Dataset records on visual material:
# # # # # # #

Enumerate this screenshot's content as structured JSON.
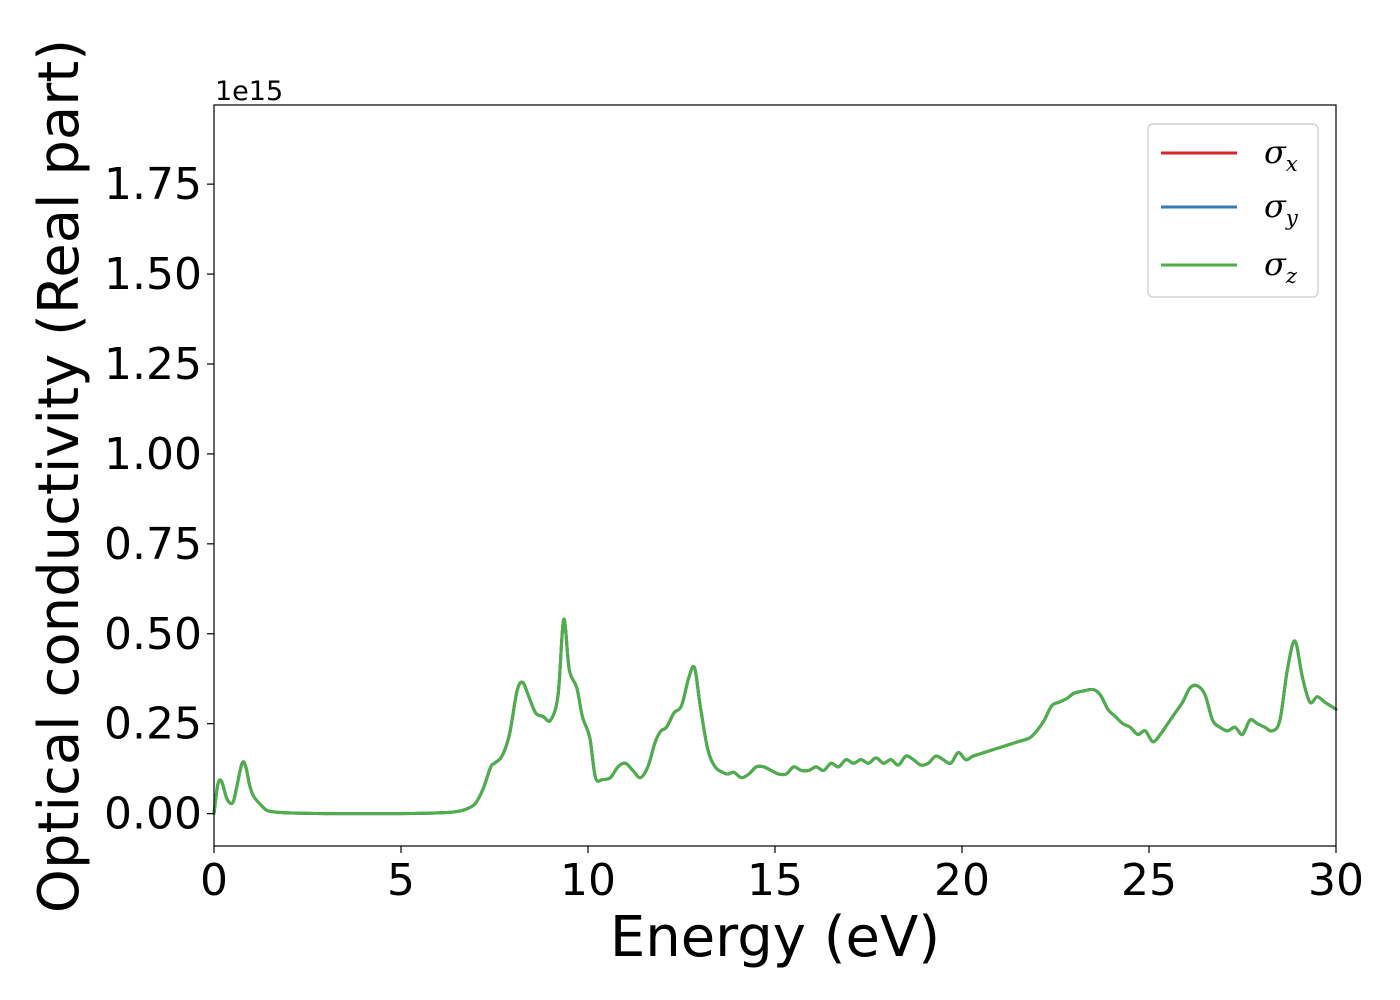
{
  "chart_data": {
    "type": "line",
    "title": "",
    "xlabel": "Energy (eV)",
    "ylabel": "Optical conductivity (Real part)",
    "y_offset_label": "1e15",
    "xlim": [
      0,
      30
    ],
    "ylim": [
      -0.09,
      1.97
    ],
    "x_ticks": [
      0,
      5,
      10,
      15,
      20,
      25,
      30
    ],
    "x_tick_labels": [
      "0",
      "5",
      "10",
      "15",
      "20",
      "25",
      "30"
    ],
    "y_ticks": [
      0.0,
      0.25,
      0.5,
      0.75,
      1.0,
      1.25,
      1.5,
      1.75
    ],
    "y_tick_labels": [
      "0.00",
      "0.25",
      "0.50",
      "0.75",
      "1.00",
      "1.25",
      "1.50",
      "1.75"
    ],
    "grid": false,
    "legend_position": "top-right",
    "x": [
      0,
      0.1,
      0.2,
      0.35,
      0.5,
      0.6,
      0.75,
      0.85,
      0.95,
      1.05,
      1.2,
      1.4,
      1.6,
      2.0,
      3.0,
      4.0,
      5.0,
      6.0,
      6.5,
      6.8,
      7.0,
      7.2,
      7.4,
      7.5,
      7.7,
      7.9,
      8.1,
      8.25,
      8.4,
      8.6,
      8.8,
      9.0,
      9.2,
      9.35,
      9.5,
      9.7,
      9.85,
      10.05,
      10.2,
      10.4,
      10.6,
      10.8,
      11.0,
      11.2,
      11.4,
      11.6,
      11.8,
      11.95,
      12.1,
      12.3,
      12.5,
      12.7,
      12.85,
      13.0,
      13.2,
      13.4,
      13.6,
      13.75,
      13.9,
      14.1,
      14.3,
      14.5,
      14.7,
      14.9,
      15.1,
      15.3,
      15.5,
      15.7,
      15.9,
      16.1,
      16.3,
      16.5,
      16.7,
      16.9,
      17.1,
      17.3,
      17.5,
      17.7,
      17.9,
      18.1,
      18.3,
      18.5,
      18.7,
      18.9,
      19.1,
      19.3,
      19.5,
      19.7,
      19.9,
      20.1,
      20.3,
      20.6,
      20.9,
      21.2,
      21.5,
      21.8,
      22.0,
      22.2,
      22.4,
      22.6,
      22.8,
      23.0,
      23.2,
      23.5,
      23.7,
      23.9,
      24.1,
      24.3,
      24.5,
      24.7,
      24.9,
      25.1,
      25.3,
      25.5,
      25.7,
      25.9,
      26.1,
      26.3,
      26.5,
      26.7,
      26.9,
      27.1,
      27.3,
      27.5,
      27.7,
      27.9,
      28.1,
      28.3,
      28.5,
      28.7,
      28.9,
      29.1,
      29.3,
      29.5,
      29.7,
      29.85,
      30.0
    ],
    "series": [
      {
        "name": "σx",
        "symbol": "σ",
        "subscript": "x",
        "color": "#d62728",
        "values": [
          0.0,
          0.08,
          0.09,
          0.04,
          0.03,
          0.07,
          0.14,
          0.13,
          0.08,
          0.05,
          0.03,
          0.01,
          0.005,
          0.002,
          0.0,
          0.0,
          0.0,
          0.002,
          0.006,
          0.015,
          0.03,
          0.07,
          0.13,
          0.14,
          0.16,
          0.22,
          0.34,
          0.365,
          0.33,
          0.28,
          0.27,
          0.26,
          0.33,
          0.54,
          0.4,
          0.35,
          0.27,
          0.21,
          0.1,
          0.095,
          0.1,
          0.13,
          0.14,
          0.12,
          0.1,
          0.13,
          0.2,
          0.23,
          0.24,
          0.28,
          0.3,
          0.38,
          0.405,
          0.3,
          0.18,
          0.13,
          0.115,
          0.11,
          0.115,
          0.1,
          0.11,
          0.13,
          0.13,
          0.12,
          0.11,
          0.11,
          0.13,
          0.12,
          0.12,
          0.13,
          0.12,
          0.14,
          0.13,
          0.15,
          0.14,
          0.15,
          0.14,
          0.155,
          0.14,
          0.15,
          0.135,
          0.16,
          0.15,
          0.135,
          0.14,
          0.16,
          0.15,
          0.14,
          0.17,
          0.15,
          0.16,
          0.17,
          0.18,
          0.19,
          0.2,
          0.21,
          0.23,
          0.26,
          0.3,
          0.31,
          0.32,
          0.335,
          0.34,
          0.345,
          0.33,
          0.29,
          0.27,
          0.25,
          0.24,
          0.22,
          0.23,
          0.2,
          0.22,
          0.25,
          0.28,
          0.31,
          0.35,
          0.355,
          0.33,
          0.26,
          0.24,
          0.23,
          0.24,
          0.22,
          0.26,
          0.25,
          0.24,
          0.23,
          0.26,
          0.4,
          0.48,
          0.38,
          0.31,
          0.325,
          0.31,
          0.3,
          0.29
        ]
      },
      {
        "name": "σy",
        "symbol": "σ",
        "subscript": "y",
        "color": "#3a7ab8",
        "values": [
          0.0,
          0.08,
          0.09,
          0.04,
          0.03,
          0.07,
          0.14,
          0.13,
          0.08,
          0.05,
          0.03,
          0.01,
          0.005,
          0.002,
          0.0,
          0.0,
          0.0,
          0.002,
          0.006,
          0.015,
          0.03,
          0.07,
          0.13,
          0.14,
          0.16,
          0.22,
          0.34,
          0.365,
          0.33,
          0.28,
          0.27,
          0.26,
          0.33,
          0.54,
          0.4,
          0.35,
          0.27,
          0.21,
          0.1,
          0.095,
          0.1,
          0.13,
          0.14,
          0.12,
          0.1,
          0.13,
          0.2,
          0.23,
          0.24,
          0.28,
          0.3,
          0.38,
          0.405,
          0.3,
          0.18,
          0.13,
          0.115,
          0.11,
          0.115,
          0.1,
          0.11,
          0.13,
          0.13,
          0.12,
          0.11,
          0.11,
          0.13,
          0.12,
          0.12,
          0.13,
          0.12,
          0.14,
          0.13,
          0.15,
          0.14,
          0.15,
          0.14,
          0.155,
          0.14,
          0.15,
          0.135,
          0.16,
          0.15,
          0.135,
          0.14,
          0.16,
          0.15,
          0.14,
          0.17,
          0.15,
          0.16,
          0.17,
          0.18,
          0.19,
          0.2,
          0.21,
          0.23,
          0.26,
          0.3,
          0.31,
          0.32,
          0.335,
          0.34,
          0.345,
          0.33,
          0.29,
          0.27,
          0.25,
          0.24,
          0.22,
          0.23,
          0.2,
          0.22,
          0.25,
          0.28,
          0.31,
          0.35,
          0.355,
          0.33,
          0.26,
          0.24,
          0.23,
          0.24,
          0.22,
          0.26,
          0.25,
          0.24,
          0.23,
          0.26,
          0.4,
          0.48,
          0.38,
          0.31,
          0.325,
          0.31,
          0.3,
          0.29
        ]
      },
      {
        "name": "σz",
        "symbol": "σ",
        "subscript": "z",
        "color": "#4daf4a",
        "values": [
          0.0,
          0.08,
          0.09,
          0.04,
          0.03,
          0.07,
          0.14,
          0.13,
          0.08,
          0.05,
          0.03,
          0.01,
          0.005,
          0.002,
          0.0,
          0.0,
          0.0,
          0.002,
          0.006,
          0.015,
          0.03,
          0.07,
          0.13,
          0.14,
          0.16,
          0.22,
          0.34,
          0.365,
          0.33,
          0.28,
          0.27,
          0.26,
          0.33,
          0.54,
          0.4,
          0.35,
          0.27,
          0.21,
          0.1,
          0.095,
          0.1,
          0.13,
          0.14,
          0.12,
          0.1,
          0.13,
          0.2,
          0.23,
          0.24,
          0.28,
          0.3,
          0.38,
          0.405,
          0.3,
          0.18,
          0.13,
          0.115,
          0.11,
          0.115,
          0.1,
          0.11,
          0.13,
          0.13,
          0.12,
          0.11,
          0.11,
          0.13,
          0.12,
          0.12,
          0.13,
          0.12,
          0.14,
          0.13,
          0.15,
          0.14,
          0.15,
          0.14,
          0.155,
          0.14,
          0.15,
          0.135,
          0.16,
          0.15,
          0.135,
          0.14,
          0.16,
          0.15,
          0.14,
          0.17,
          0.15,
          0.16,
          0.17,
          0.18,
          0.19,
          0.2,
          0.21,
          0.23,
          0.26,
          0.3,
          0.31,
          0.32,
          0.335,
          0.34,
          0.345,
          0.33,
          0.29,
          0.27,
          0.25,
          0.24,
          0.22,
          0.23,
          0.2,
          0.22,
          0.25,
          0.28,
          0.31,
          0.35,
          0.355,
          0.33,
          0.26,
          0.24,
          0.23,
          0.24,
          0.22,
          0.26,
          0.25,
          0.24,
          0.23,
          0.26,
          0.4,
          0.48,
          0.38,
          0.31,
          0.325,
          0.31,
          0.3,
          0.29
        ]
      }
    ]
  }
}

# # # # # # #

OBJECTIVE: Filter the entries and copy out every line with the word "subscript".

FULL RESPONSE:
        "subscript": "x",
        "subscript": "y",
        "subscript": "z",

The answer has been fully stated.